[Items from a data source]
* * *

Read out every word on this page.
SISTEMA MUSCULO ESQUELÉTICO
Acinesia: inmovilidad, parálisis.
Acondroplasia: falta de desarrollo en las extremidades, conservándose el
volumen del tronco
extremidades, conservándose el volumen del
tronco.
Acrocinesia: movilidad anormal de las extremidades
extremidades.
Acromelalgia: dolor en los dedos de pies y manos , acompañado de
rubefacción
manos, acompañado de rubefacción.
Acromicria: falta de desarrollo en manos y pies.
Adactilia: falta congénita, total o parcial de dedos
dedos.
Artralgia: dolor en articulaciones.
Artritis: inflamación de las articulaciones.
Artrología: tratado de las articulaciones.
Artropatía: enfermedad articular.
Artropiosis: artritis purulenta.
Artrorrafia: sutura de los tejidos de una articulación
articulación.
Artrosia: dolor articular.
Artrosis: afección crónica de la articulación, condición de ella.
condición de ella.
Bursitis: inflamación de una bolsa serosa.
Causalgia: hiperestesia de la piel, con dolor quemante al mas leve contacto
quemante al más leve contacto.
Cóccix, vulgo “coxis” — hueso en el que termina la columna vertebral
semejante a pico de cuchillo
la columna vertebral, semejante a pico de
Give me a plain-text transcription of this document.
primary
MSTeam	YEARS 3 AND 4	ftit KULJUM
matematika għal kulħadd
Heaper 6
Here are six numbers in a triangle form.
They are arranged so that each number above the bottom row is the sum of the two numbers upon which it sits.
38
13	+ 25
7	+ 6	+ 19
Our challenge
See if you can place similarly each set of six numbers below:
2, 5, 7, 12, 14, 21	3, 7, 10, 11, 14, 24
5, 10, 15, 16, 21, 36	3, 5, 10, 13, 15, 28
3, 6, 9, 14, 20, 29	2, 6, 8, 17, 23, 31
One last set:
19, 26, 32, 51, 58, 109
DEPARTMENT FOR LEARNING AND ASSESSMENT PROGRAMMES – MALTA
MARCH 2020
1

* * *

Task instructions —
Report every line containing the word "volumen" from the listing above.

Written solution —
volumen del tronco
extremidades, conservándose el volumen del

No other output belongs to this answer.